Source text:
Little did I know how deep the work would go. Stepping into that dark room once a week, I began to let myself express rage, anger, and grief.
I let myself become a b*tch, and it felt damn good.
The biggest gift you can give someone is authentically being yourself.
By doing so you are modelling that to the other—it is okay to be ourselves together. Even if that means coming into conflict or disagreement. And this is truly what the world needs now.
In an increasingly polarized world, the solution may appear to be to “play nice.” But this is actually the exact opposite of the deeper love and acceptance of the other that is needed.
Love isn’t about being nice to each other or never coming into disagreement. That’s why being a good girl leaves us feeling a void inside. If we’re never letting others see our messy selves, the love we receive from them won’t feel complete. It won’t fill us up where we need to be seen and felt.
The goal should never be to get the other person to like us.
Love and acceptance come from seeing our differences and learning how to be together, not in hiding them under the rug. Not in pretending everything is okay for everybody because it’s not. We have to see the realities of our inequalities, of our differences, of our pain and inner failings. Then and only then can we approach one another with humbleness. We can allow ourselves to make mistakes, to be human, to learn and grow.
Allowing myself to be disliked has freed up so much energy!
Since I became a mother and had increasingly limited time to myself, I’ve had to set far stronger boundaries than ever before.

Written task 1: Reproduce the passage of the essay on being yourself from "In an increasingly" up to and including "seen and felt.".
Written task 2: In the essay on being yourself, what is named as the biggest gift you can give someone?
Written task 3: Carry the essay on being yourself forward from the point where it stops.

Material shown:
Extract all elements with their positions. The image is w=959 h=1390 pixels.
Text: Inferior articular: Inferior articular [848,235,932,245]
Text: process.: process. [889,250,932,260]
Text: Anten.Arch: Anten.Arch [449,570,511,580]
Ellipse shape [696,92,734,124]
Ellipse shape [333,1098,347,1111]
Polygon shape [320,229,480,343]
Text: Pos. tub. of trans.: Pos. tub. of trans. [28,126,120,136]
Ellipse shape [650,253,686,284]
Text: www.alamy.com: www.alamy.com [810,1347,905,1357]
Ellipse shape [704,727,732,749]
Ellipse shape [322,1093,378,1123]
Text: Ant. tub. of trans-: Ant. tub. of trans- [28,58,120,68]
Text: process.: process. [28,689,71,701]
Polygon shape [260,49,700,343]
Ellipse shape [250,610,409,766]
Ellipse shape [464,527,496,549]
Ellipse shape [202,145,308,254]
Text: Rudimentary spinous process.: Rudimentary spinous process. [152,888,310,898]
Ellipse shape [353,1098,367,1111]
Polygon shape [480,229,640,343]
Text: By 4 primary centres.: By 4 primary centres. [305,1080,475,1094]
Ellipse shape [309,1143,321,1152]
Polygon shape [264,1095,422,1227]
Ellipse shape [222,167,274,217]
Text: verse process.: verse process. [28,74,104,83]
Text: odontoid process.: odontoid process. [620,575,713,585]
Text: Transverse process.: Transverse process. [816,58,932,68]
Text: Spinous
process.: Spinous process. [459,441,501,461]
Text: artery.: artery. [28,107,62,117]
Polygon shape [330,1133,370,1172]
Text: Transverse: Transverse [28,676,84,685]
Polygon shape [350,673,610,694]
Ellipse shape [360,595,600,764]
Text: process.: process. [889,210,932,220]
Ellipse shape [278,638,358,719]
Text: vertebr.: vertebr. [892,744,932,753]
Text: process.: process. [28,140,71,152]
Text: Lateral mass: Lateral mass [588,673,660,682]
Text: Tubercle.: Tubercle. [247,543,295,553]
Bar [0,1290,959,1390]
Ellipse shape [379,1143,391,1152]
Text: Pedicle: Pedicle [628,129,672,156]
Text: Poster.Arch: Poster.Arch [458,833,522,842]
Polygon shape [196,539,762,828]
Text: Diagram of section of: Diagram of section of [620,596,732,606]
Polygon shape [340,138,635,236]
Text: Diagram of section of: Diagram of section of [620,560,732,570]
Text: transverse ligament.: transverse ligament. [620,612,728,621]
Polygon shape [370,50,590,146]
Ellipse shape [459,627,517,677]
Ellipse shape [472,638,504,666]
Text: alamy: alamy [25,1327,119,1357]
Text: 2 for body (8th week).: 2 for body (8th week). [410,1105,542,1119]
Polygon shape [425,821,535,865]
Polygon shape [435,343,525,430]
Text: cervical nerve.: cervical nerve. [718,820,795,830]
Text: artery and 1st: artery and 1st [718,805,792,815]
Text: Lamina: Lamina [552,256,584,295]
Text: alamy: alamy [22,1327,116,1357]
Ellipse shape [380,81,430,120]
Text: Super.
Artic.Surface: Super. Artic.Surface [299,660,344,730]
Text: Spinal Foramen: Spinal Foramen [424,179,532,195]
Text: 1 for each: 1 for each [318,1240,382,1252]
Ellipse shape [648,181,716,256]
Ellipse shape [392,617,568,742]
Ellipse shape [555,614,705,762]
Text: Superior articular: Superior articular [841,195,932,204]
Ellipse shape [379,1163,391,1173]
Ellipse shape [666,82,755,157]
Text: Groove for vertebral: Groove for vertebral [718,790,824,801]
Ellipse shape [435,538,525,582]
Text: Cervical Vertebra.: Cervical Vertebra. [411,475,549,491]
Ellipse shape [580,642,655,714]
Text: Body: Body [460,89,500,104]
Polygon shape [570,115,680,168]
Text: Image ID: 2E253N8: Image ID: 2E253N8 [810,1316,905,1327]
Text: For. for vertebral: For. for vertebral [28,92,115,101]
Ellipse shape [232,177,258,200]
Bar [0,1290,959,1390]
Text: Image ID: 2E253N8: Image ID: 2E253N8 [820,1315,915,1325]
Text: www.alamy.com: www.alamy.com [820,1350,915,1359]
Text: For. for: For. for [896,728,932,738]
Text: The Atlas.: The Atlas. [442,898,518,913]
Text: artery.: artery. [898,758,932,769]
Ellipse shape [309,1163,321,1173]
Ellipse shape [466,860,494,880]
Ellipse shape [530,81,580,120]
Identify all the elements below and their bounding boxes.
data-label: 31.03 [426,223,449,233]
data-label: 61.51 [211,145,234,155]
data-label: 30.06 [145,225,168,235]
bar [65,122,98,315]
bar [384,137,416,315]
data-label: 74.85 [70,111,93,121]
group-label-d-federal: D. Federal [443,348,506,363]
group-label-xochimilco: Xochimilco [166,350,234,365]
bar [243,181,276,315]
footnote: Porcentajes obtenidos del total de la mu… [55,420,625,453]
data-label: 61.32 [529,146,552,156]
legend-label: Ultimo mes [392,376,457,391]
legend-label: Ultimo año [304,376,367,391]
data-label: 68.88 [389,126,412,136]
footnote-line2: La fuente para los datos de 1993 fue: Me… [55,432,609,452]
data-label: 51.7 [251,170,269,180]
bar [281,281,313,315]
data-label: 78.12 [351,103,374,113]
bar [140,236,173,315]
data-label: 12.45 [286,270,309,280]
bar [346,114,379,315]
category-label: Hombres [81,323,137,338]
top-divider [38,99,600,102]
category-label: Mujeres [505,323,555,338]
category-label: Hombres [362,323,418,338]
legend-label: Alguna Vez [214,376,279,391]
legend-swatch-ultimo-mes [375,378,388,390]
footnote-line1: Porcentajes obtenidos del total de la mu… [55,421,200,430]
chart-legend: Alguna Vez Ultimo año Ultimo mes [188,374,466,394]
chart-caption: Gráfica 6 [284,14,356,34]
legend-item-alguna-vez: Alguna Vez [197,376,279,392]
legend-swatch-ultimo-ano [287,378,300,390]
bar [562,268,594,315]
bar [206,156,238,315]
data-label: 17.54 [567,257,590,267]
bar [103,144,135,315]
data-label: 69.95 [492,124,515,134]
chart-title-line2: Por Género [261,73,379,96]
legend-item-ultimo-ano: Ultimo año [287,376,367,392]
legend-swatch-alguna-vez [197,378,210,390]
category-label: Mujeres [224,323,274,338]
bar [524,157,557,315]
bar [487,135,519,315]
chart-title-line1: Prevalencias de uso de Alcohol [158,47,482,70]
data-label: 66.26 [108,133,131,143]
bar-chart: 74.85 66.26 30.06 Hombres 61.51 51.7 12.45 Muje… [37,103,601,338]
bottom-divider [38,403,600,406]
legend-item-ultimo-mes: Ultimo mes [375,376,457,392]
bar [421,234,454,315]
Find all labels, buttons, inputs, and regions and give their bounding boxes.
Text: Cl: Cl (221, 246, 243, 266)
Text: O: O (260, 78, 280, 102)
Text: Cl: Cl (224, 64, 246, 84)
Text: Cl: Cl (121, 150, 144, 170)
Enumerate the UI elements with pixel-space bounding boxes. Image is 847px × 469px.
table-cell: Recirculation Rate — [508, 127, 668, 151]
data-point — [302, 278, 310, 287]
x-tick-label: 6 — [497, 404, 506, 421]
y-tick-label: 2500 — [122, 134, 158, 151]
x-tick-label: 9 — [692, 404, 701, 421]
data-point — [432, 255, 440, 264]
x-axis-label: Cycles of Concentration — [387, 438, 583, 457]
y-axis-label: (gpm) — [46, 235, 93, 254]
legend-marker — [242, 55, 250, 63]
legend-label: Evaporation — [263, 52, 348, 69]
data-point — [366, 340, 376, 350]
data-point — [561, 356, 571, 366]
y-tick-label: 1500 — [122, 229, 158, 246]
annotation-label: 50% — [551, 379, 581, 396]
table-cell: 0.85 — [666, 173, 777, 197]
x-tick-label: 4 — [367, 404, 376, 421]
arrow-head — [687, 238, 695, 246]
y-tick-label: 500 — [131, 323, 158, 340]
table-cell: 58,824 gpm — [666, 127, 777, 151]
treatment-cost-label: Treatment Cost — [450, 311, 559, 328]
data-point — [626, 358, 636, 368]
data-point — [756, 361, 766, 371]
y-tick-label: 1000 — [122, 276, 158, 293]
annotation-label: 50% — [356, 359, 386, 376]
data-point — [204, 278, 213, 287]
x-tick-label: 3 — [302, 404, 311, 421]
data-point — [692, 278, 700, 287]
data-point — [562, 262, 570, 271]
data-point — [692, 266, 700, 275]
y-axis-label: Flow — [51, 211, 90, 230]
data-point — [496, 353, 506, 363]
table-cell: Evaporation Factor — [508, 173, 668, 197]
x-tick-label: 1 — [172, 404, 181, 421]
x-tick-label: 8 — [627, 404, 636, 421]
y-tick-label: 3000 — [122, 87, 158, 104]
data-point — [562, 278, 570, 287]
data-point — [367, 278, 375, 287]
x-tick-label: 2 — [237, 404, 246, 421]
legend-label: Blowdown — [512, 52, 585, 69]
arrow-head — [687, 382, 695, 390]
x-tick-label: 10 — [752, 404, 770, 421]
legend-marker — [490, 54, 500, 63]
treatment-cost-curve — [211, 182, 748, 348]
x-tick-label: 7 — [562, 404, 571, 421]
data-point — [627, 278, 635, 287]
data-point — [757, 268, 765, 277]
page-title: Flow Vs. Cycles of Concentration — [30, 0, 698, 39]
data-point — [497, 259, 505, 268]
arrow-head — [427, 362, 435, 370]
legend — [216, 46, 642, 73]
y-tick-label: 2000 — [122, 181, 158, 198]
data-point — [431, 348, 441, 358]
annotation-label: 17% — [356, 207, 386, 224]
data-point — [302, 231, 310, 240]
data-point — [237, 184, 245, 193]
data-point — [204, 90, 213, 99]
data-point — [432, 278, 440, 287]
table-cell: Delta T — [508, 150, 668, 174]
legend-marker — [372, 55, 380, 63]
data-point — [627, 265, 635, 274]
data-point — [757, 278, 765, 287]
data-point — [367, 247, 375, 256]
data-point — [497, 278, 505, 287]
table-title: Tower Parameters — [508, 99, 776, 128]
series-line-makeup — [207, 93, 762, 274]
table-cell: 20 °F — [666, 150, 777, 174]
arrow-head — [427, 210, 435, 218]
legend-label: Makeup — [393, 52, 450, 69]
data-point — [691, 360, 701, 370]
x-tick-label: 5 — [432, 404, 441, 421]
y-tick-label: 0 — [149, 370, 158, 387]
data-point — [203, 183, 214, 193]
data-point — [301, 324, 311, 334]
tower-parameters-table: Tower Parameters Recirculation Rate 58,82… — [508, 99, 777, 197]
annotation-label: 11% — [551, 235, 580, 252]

Response 1:
In an increasingly polarized world, the solution may appear to be to “play nice.” But this is actually the exact opposite of the deeper love and acceptance of the other that is needed.
Love isn’t about being nice to each other or never coming into disagreement. That’s why being a good girl leaves us feeling a void inside. If we’re never letting others see our messy selves, the love we receive from them won’t feel complete. It won’t fill us up where we need to be seen and felt.

Response 2: Authentically being yourself.

Response 3:
As someone who usually shows up with open arms, a listening ear, and helping hand, I am now the one needing help. As I now give to my children, I am less able to give to others in the ways I used to. And I realize that many times in the past, I was giving when I didn’t really want to.
And it seems like such a waste of time now in retrospect!
The only reason I see now that I wasted so much time trying to get other people to like me—men, teachers, family members—was because I couldn’t bear to look within. I didn’t know who I was without being nice. I couldn’t accept those parts of myself, but if someone else could, then maybe I would find the acceptance I sought.
Expecting someone else to accept you if you cannot accept yourself is a losing game. You will always leave unsatisfied.
Being “a b*tch” in someone else’s eyes isn’t about being cruel to others. It’s about allowing those people in your life who can’t accept you to fall away.
They may react when you start to act a little less nice than they’re used to. But if you’re being true to yourself, the people who matter will stay. The people who matter will always be there because the more true to yourself you are, the more you will attract those who are right for you.
Putting yourself first is not a bad thing. It’s actually a gift of authenticity to the other.
You’re allowed to not be nice.
You’re even allowed to be a b*tch.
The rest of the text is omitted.